[Given instruction] Write out all the data again, exactly as it stands.

[Dataset items]
--------------------------------

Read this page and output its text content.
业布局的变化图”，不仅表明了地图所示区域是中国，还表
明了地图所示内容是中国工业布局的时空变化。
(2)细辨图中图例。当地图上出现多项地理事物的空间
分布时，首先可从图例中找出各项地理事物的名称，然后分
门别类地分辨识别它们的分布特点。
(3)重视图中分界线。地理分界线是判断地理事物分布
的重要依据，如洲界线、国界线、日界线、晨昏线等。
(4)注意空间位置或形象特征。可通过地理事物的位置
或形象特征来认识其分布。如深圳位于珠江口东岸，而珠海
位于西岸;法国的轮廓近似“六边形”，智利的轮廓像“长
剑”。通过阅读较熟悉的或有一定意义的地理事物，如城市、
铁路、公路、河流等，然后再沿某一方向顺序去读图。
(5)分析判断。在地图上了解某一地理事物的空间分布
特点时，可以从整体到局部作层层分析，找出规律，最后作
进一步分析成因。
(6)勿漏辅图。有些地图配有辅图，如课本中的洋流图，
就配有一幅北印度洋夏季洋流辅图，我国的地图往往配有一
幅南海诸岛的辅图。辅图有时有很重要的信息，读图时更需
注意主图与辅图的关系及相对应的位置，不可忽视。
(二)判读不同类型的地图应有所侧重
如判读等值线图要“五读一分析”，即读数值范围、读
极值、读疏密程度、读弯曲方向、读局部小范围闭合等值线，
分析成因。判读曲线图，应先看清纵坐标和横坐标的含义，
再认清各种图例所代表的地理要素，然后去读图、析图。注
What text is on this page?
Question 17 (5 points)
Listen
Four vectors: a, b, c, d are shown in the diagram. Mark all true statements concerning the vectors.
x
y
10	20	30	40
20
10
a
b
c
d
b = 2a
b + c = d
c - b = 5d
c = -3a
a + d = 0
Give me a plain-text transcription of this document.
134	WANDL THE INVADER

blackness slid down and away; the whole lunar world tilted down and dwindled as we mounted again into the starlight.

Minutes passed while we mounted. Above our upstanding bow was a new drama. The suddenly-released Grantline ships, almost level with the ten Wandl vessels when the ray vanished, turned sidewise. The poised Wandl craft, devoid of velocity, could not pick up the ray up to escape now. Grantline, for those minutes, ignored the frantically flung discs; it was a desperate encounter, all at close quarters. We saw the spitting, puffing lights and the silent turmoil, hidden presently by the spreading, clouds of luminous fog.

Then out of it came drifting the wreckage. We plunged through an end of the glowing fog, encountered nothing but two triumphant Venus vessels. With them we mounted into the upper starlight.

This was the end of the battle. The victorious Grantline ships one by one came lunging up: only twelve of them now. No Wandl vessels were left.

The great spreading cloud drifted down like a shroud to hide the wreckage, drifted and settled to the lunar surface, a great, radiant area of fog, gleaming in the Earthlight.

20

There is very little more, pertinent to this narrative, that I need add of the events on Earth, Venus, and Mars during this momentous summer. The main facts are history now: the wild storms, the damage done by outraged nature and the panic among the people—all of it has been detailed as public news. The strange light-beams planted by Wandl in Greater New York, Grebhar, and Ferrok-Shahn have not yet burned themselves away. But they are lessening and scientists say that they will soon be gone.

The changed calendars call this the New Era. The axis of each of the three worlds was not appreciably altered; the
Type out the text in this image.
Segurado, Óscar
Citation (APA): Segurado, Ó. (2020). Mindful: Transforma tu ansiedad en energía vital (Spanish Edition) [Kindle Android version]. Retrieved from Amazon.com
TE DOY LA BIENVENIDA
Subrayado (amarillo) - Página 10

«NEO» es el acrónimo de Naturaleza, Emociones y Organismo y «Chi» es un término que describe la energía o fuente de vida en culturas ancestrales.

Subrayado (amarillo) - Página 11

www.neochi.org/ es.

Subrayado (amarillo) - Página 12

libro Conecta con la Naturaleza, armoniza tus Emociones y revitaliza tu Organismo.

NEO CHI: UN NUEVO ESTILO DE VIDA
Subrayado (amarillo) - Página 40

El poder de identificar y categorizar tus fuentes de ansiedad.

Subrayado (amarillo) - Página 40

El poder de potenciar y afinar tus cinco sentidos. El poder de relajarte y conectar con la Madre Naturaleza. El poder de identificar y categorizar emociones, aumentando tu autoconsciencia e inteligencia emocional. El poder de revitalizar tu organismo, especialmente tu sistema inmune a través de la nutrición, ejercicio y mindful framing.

--------------------------------

[Task result]
Read this page and output its text content.
业布局的变化图”，不仅表明了地图所示区域是中国，还表
明了地图所示内容是中国工业布局的时空变化。
(2)细辨图中图例。当地图上出现多项地理事物的空间
分布时，首先可从图例中找出各项地理事物的名称，然后分
门别类地分辨识别它们的分布特点。
(3)重视图中分界线。地理分界线是判断地理事物分布
的重要依据，如洲界线、国界线、日界线、晨昏线等。
(4)注意空间位置或形象特征。可通过地理事物的位置
或形象特征来认识其分布。如深圳位于珠江口东岸，而珠海
位于西岸;法国的轮廓近似“六边形”，智利的轮廓像“长
剑”。通过阅读较熟悉的或有一定意义的地理事物，如城市、
铁路、公路、河流等，然后再沿某一方向顺序去读图。
(5)分析判断。在地图上了解某一地理事物的空间分布
特点时，可以从整体到局部作层层分析，找出规律，最后作
进一步分析成因。
(6)勿漏辅图。有些地图配有辅图，如课本中的洋流图，
就配有一幅北印度洋夏季洋流辅图，我国的地图往往配有一
幅南海诸岛的辅图。辅图有时有很重要的信息，读图时更需
注意主图与辅图的关系及相对应的位置，不可忽视。
(二)判读不同类型的地图应有所侧重
如判读等值线图要“五读一分析”，即读数值范围、读
极值、读疏密程度、读弯曲方向、读局部小范围闭合等值线，
分析成因。判读曲线图，应先看清纵坐标和横坐标的含义，
再认清各种图例所代表的地理要素，然后去读图、析图。注
What text is on this page?
Question 17 (5 points)
Listen
Four vectors: a, b, c, d are shown in the diagram. Mark all true statements concerning the vectors.
x
y
10	20	30	40
20
10
a
b
c
d
b = 2a
b + c = d
c - b = 5d
c = -3a
a + d = 0
Give me a plain-text transcription of this document.
134	WANDL THE INVADER

blackness slid down and away; the whole lunar world tilted down and dwindled as we mounted again into the starlight.

Minutes passed while we mounted. Above our upstanding bow was a new drama. The suddenly-released Grantline ships, almost level with the ten Wandl vessels when the ray vanished, turned sidewise. The poised Wandl craft, devoid of velocity, could not pick up the ray up to escape now. Grantline, for those minutes, ignored the frantically flung discs; it was a desperate encounter, all at close quarters. We saw the spitting, puffing lights and the silent turmoil, hidden presently by the spreading, clouds of luminous fog.

Then out of it came drifting the wreckage. We plunged through an end of the glowing fog, encountered nothing but two triumphant Venus vessels. With them we mounted into the upper starlight.

This was the end of the battle. The victorious Grantline ships one by one came lunging up: only twelve of them now. No Wandl vessels were left.

The great spreading cloud drifted down like a shroud to hide the wreckage, drifted and settled to the lunar surface, a great, radiant area of fog, gleaming in the Earthlight.

20

There is very little more, pertinent to this narrative, that I need add of the events on Earth, Venus, and Mars during this momentous summer. The main facts are history now: the wild storms, the damage done by outraged nature and the panic among the people—all of it has been detailed as public news. The strange light-beams planted by Wandl in Greater New York, Grebhar, and Ferrok-Shahn have not yet burned themselves away. But they are lessening and scientists say that they will soon be gone.

The changed calendars call this the New Era. The axis of each of the three worlds was not appreciably altered; the
Type out the text in this image.
Segurado, Óscar
Citation (APA): Segurado, Ó. (2020). Mindful: Transforma tu ansiedad en energía vital (Spanish Edition) [Kindle Android version]. Retrieved from Amazon.com
TE DOY LA BIENVENIDA
Subrayado (amarillo) - Página 10

«NEO» es el acrónimo de Naturaleza, Emociones y Organismo y «Chi» es un término que describe la energía o fuente de vida en culturas ancestrales.

Subrayado (amarillo) - Página 11

www.neochi.org/ es.

Subrayado (amarillo) - Página 12

libro Conecta con la Naturaleza, armoniza tus Emociones y revitaliza tu Organismo.

NEO CHI: UN NUEVO ESTILO DE VIDA
Subrayado (amarillo) - Página 40

El poder de identificar y categorizar tus fuentes de ansiedad.

Subrayado (amarillo) - Página 40

El poder de potenciar y afinar tus cinco sentidos. El poder de relajarte y conectar con la Madre Naturaleza. El poder de identificar y categorizar emociones, aumentando tu autoconsciencia e inteligencia emocional. El poder de revitalizar tu organismo, especialmente tu sistema inmune a través de la nutrición, ejercicio y mindful framing.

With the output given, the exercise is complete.